::: Stored data :::
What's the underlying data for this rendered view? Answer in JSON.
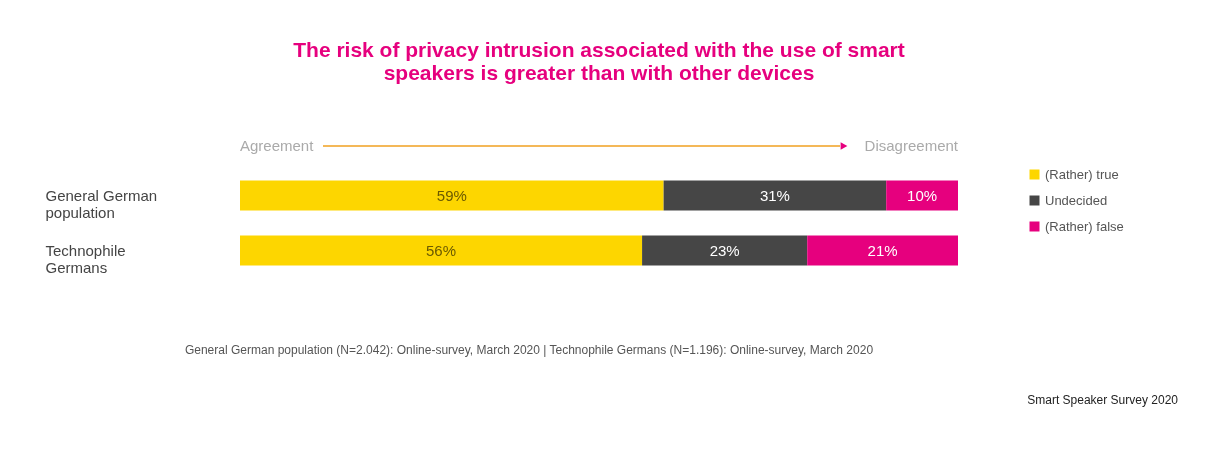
{
  "chart_data": {
    "type": "bar",
    "orientation": "horizontal",
    "stacked": true,
    "title": "The risk of privacy intrusion associated with the use of smart speakers is greater than with other devices",
    "categories": [
      "General German population",
      "Technophile Germans"
    ],
    "series": [
      {
        "name": "(Rather) true",
        "color": "#fdd600",
        "values": [
          59,
          56
        ],
        "value_labels": [
          "59%",
          "56%"
        ]
      },
      {
        "name": "Undecided",
        "color": "#464646",
        "values": [
          31,
          23
        ],
        "value_labels": [
          "31%",
          "23%"
        ]
      },
      {
        "name": "(Rather) false",
        "color": "#e6007e",
        "values": [
          10,
          21
        ],
        "value_labels": [
          "10%",
          "21%"
        ]
      }
    ],
    "legend": "right",
    "annotations": [
      "Agreement",
      "Disagreement",
      "General German population (N=2.042): Online-survey, March 2020  |  Technophile Germans (N=1.196): Online-survey, March 2020",
      "Smart Speaker Survey 2020"
    ]
  }
}
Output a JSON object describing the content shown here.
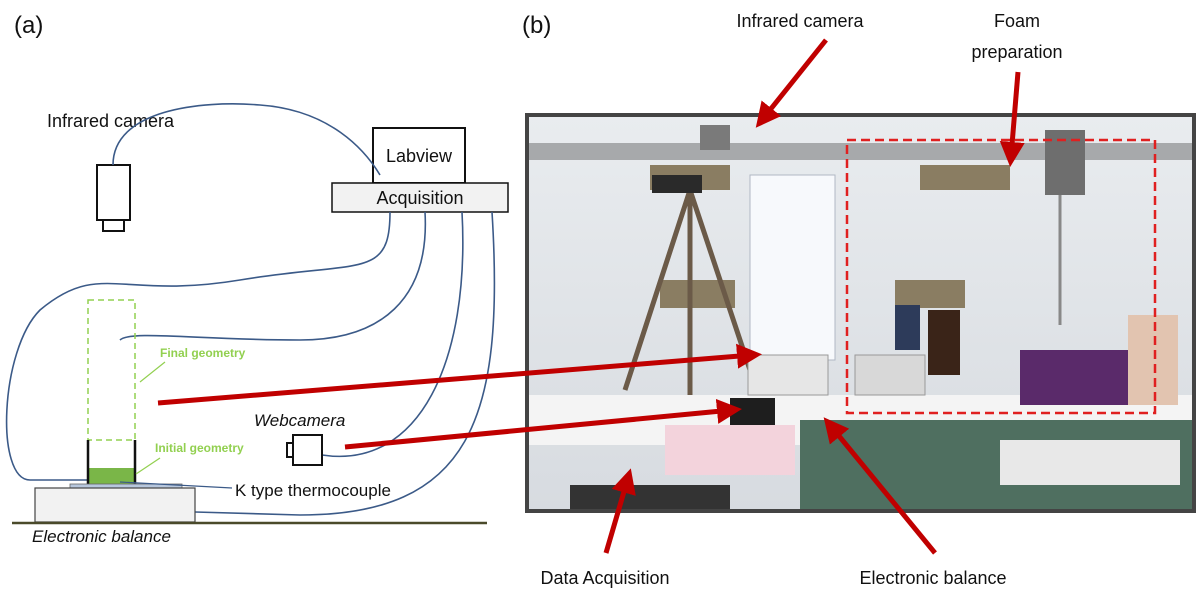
{
  "panel_a": {
    "label": "(a)",
    "infrared_camera": "Infrared camera",
    "labview": "Labview",
    "acquisition": "Acquisition",
    "final_geometry": "Final geometry",
    "initial_geometry": "Initial geometry",
    "webcamera": "Webcamera",
    "thermocouple": "K type thermocouple",
    "balance": "Electronic balance"
  },
  "panel_b": {
    "label": "(b)",
    "infrared_camera": "Infrared camera",
    "foam_preparation": [
      "Foam",
      "preparation"
    ],
    "data_acquisition": "Data Acquisition",
    "electronic_balance": "Electronic balance"
  }
}
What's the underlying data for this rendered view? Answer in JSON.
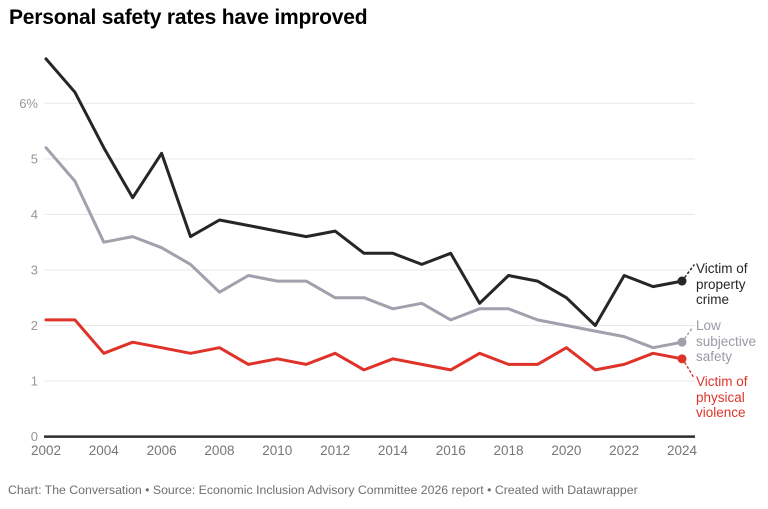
{
  "chart_data": {
    "type": "line",
    "title": "Personal safety rates have improved",
    "x": [
      2002,
      2003,
      2004,
      2005,
      2006,
      2007,
      2008,
      2009,
      2010,
      2011,
      2012,
      2013,
      2014,
      2015,
      2016,
      2017,
      2018,
      2019,
      2020,
      2021,
      2022,
      2023,
      2024
    ],
    "x_tick_labels": [
      "2002",
      "2004",
      "2006",
      "2008",
      "2010",
      "2012",
      "2014",
      "2016",
      "2018",
      "2020",
      "2022",
      "2024"
    ],
    "y_ticks": [
      {
        "value": 0,
        "label": "0"
      },
      {
        "value": 1,
        "label": "1"
      },
      {
        "value": 2,
        "label": "2"
      },
      {
        "value": 3,
        "label": "3"
      },
      {
        "value": 4,
        "label": "4"
      },
      {
        "value": 5,
        "label": "5"
      },
      {
        "value": 6,
        "label": "6%"
      }
    ],
    "ylim": [
      0,
      7
    ],
    "grid": "horizontal-only",
    "legend_position": "right-of-line-ends",
    "series": [
      {
        "name": "Victim of property crime",
        "color": "#262626",
        "values": [
          6.8,
          6.2,
          5.2,
          4.3,
          5.1,
          3.6,
          3.9,
          3.8,
          3.7,
          3.6,
          3.7,
          3.3,
          3.3,
          3.1,
          3.3,
          2.4,
          2.9,
          2.8,
          2.5,
          2.0,
          2.9,
          2.7,
          2.8
        ]
      },
      {
        "name": "Low subjective safety",
        "color": "#a3a0ae",
        "values": [
          5.2,
          4.6,
          3.5,
          3.6,
          3.4,
          3.1,
          2.6,
          2.9,
          2.8,
          2.8,
          2.5,
          2.5,
          2.3,
          2.4,
          2.1,
          2.3,
          2.3,
          2.1,
          2.0,
          1.9,
          1.8,
          1.6,
          1.7
        ]
      },
      {
        "name": "Victim of physical violence",
        "color": "#df332a",
        "values": [
          2.1,
          2.1,
          1.5,
          1.7,
          1.6,
          1.5,
          1.6,
          1.3,
          1.4,
          1.3,
          1.5,
          1.2,
          1.4,
          1.3,
          1.2,
          1.5,
          1.3,
          1.3,
          1.6,
          1.2,
          1.3,
          1.5,
          1.4
        ]
      }
    ],
    "axis_colors": {
      "gridline": "#e8e8e8",
      "baseline": "#2d2d2d",
      "tick_text": "#767676"
    }
  },
  "footer": {
    "text": "Chart: The Conversation • Source: Economic Inclusion Advisory Committee 2026 report • Created with Datawrapper"
  }
}
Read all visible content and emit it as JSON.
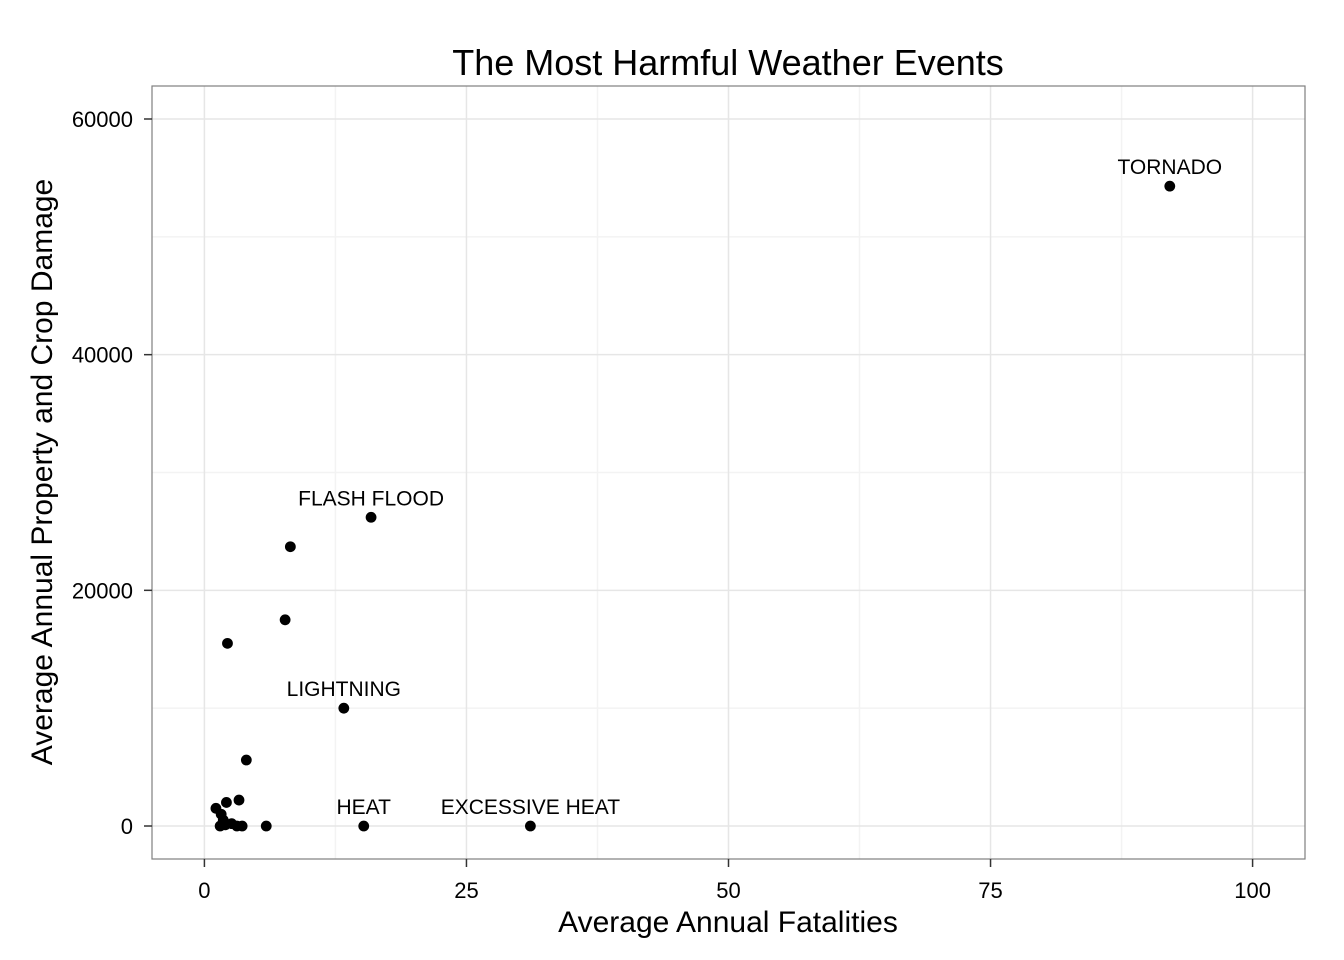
{
  "chart_data": {
    "type": "scatter",
    "title": "The Most Harmful Weather Events",
    "xlabel": "Average Annual Fatalities",
    "ylabel": "Average Annual Property and Crop Damage",
    "xlim": [
      -5,
      105
    ],
    "ylim": [
      -2800,
      62800
    ],
    "x_ticks": [
      0,
      25,
      50,
      75,
      100
    ],
    "y_ticks": [
      0,
      20000,
      40000,
      60000
    ],
    "x_minor_ticks": [
      12.5,
      37.5,
      62.5,
      87.5
    ],
    "y_minor_ticks": [
      10000,
      30000,
      50000
    ],
    "grid": true,
    "legend": "none",
    "colors": {
      "points": "#000000",
      "panel_border": "#7f7f7f",
      "grid_major": "#e6e6e6",
      "grid_minor": "#f3f3f3"
    },
    "points": [
      {
        "x": 92.1,
        "y": 54300,
        "label": "TORNADO"
      },
      {
        "x": 15.9,
        "y": 26200,
        "label": "FLASH FLOOD"
      },
      {
        "x": 8.2,
        "y": 23700,
        "label": ""
      },
      {
        "x": 7.7,
        "y": 17500,
        "label": ""
      },
      {
        "x": 2.2,
        "y": 15500,
        "label": ""
      },
      {
        "x": 13.3,
        "y": 10000,
        "label": "LIGHTNING"
      },
      {
        "x": 4.0,
        "y": 5600,
        "label": ""
      },
      {
        "x": 1.1,
        "y": 1500,
        "label": ""
      },
      {
        "x": 2.1,
        "y": 2000,
        "label": ""
      },
      {
        "x": 3.3,
        "y": 2200,
        "label": ""
      },
      {
        "x": 1.6,
        "y": 1000,
        "label": ""
      },
      {
        "x": 1.8,
        "y": 500,
        "label": ""
      },
      {
        "x": 1.5,
        "y": 0,
        "label": ""
      },
      {
        "x": 2.0,
        "y": 100,
        "label": ""
      },
      {
        "x": 2.6,
        "y": 200,
        "label": ""
      },
      {
        "x": 3.1,
        "y": 0,
        "label": ""
      },
      {
        "x": 3.6,
        "y": 0,
        "label": ""
      },
      {
        "x": 5.9,
        "y": 0,
        "label": ""
      },
      {
        "x": 15.2,
        "y": 0,
        "label": "HEAT"
      },
      {
        "x": 31.1,
        "y": 0,
        "label": "EXCESSIVE HEAT"
      }
    ]
  }
}
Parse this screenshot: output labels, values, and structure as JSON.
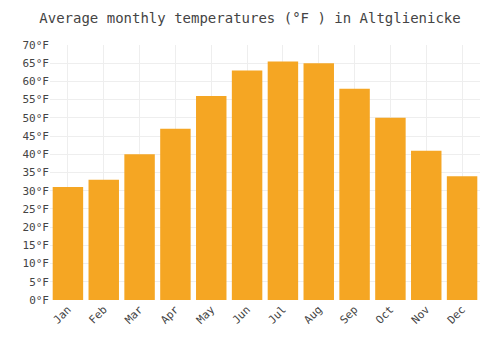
{
  "chart_data": {
    "type": "bar",
    "title": "Average monthly temperatures (°F ) in Altglienicke",
    "categories": [
      "Jan",
      "Feb",
      "Mar",
      "Apr",
      "May",
      "Jun",
      "Jul",
      "Aug",
      "Sep",
      "Oct",
      "Nov",
      "Dec"
    ],
    "values": [
      31,
      33,
      40,
      47,
      56,
      63,
      65.5,
      65,
      58,
      50,
      41,
      34
    ],
    "color": "#F5A623",
    "ylim": [
      0,
      70
    ],
    "yticks": [
      {
        "value": 0,
        "label": "0°F"
      },
      {
        "value": 5,
        "label": "5°F"
      },
      {
        "value": 10,
        "label": "10°F"
      },
      {
        "value": 15,
        "label": "15°F"
      },
      {
        "value": 20,
        "label": "20°F"
      },
      {
        "value": 25,
        "label": "25°F"
      },
      {
        "value": 30,
        "label": "30°F"
      },
      {
        "value": 35,
        "label": "35°F"
      },
      {
        "value": 40,
        "label": "40°F"
      },
      {
        "value": 45,
        "label": "45°F"
      },
      {
        "value": 50,
        "label": "50°F"
      },
      {
        "value": 55,
        "label": "55°F"
      },
      {
        "value": 60,
        "label": "60°F"
      },
      {
        "value": 65,
        "label": "65°F"
      },
      {
        "value": 70,
        "label": "70°F"
      }
    ],
    "grid": true
  }
}
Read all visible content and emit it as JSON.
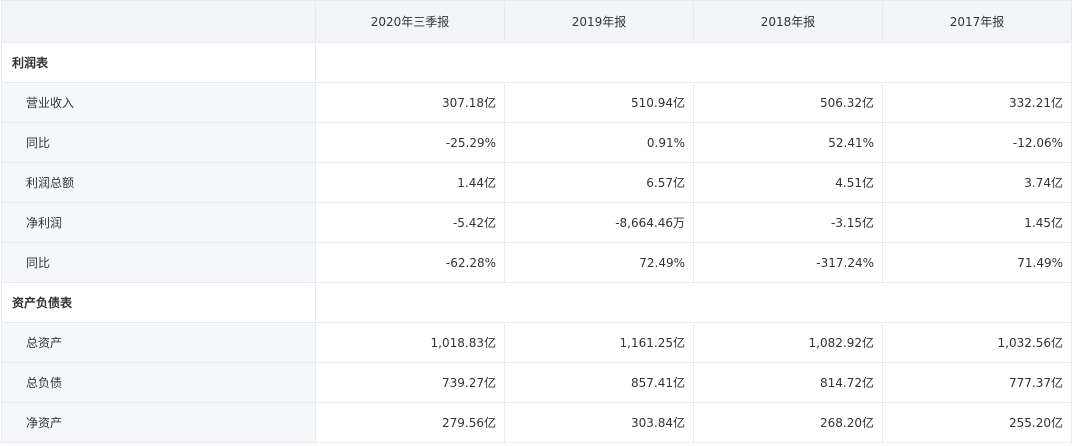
{
  "columns": [
    "",
    "2020年三季报",
    "2019年报",
    "2018年报",
    "2017年报"
  ],
  "sections": [
    {
      "title": "利润表",
      "rows": [
        {
          "label": "营业收入",
          "values": [
            "307.18亿",
            "510.94亿",
            "506.32亿",
            "332.21亿"
          ]
        },
        {
          "label": "同比",
          "values": [
            "-25.29%",
            "0.91%",
            "52.41%",
            "-12.06%"
          ]
        },
        {
          "label": "利润总额",
          "values": [
            "1.44亿",
            "6.57亿",
            "4.51亿",
            "3.74亿"
          ]
        },
        {
          "label": "净利润",
          "values": [
            "-5.42亿",
            "-8,664.46万",
            "-3.15亿",
            "1.45亿"
          ]
        },
        {
          "label": "同比",
          "values": [
            "-62.28%",
            "72.49%",
            "-317.24%",
            "71.49%"
          ]
        }
      ]
    },
    {
      "title": "资产负债表",
      "rows": [
        {
          "label": "总资产",
          "values": [
            "1,018.83亿",
            "1,161.25亿",
            "1,082.92亿",
            "1,032.56亿"
          ]
        },
        {
          "label": "总负债",
          "values": [
            "739.27亿",
            "857.41亿",
            "814.72亿",
            "777.37亿"
          ]
        },
        {
          "label": "净资产",
          "values": [
            "279.56亿",
            "303.84亿",
            "268.20亿",
            "255.20亿"
          ]
        }
      ]
    }
  ]
}
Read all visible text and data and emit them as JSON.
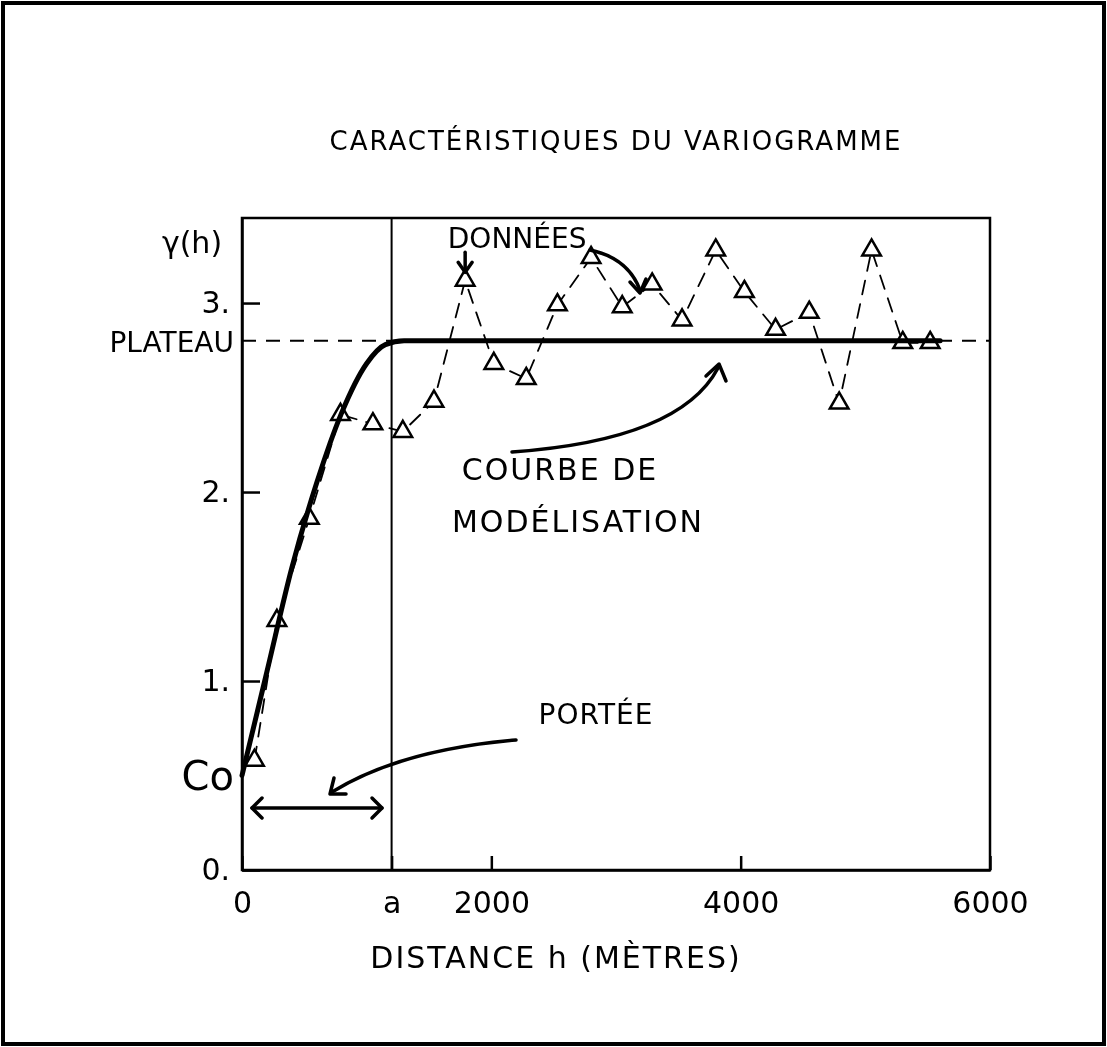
:::
> **Exercise**
Take every line from the data that contains the word "Germans".

> **Expected output**
      "Technophile Germans"
      "General German population (N=2.042): Online-survey, March 2020  |  Technophile Germans (N=1.196): Online-survey, March 2020",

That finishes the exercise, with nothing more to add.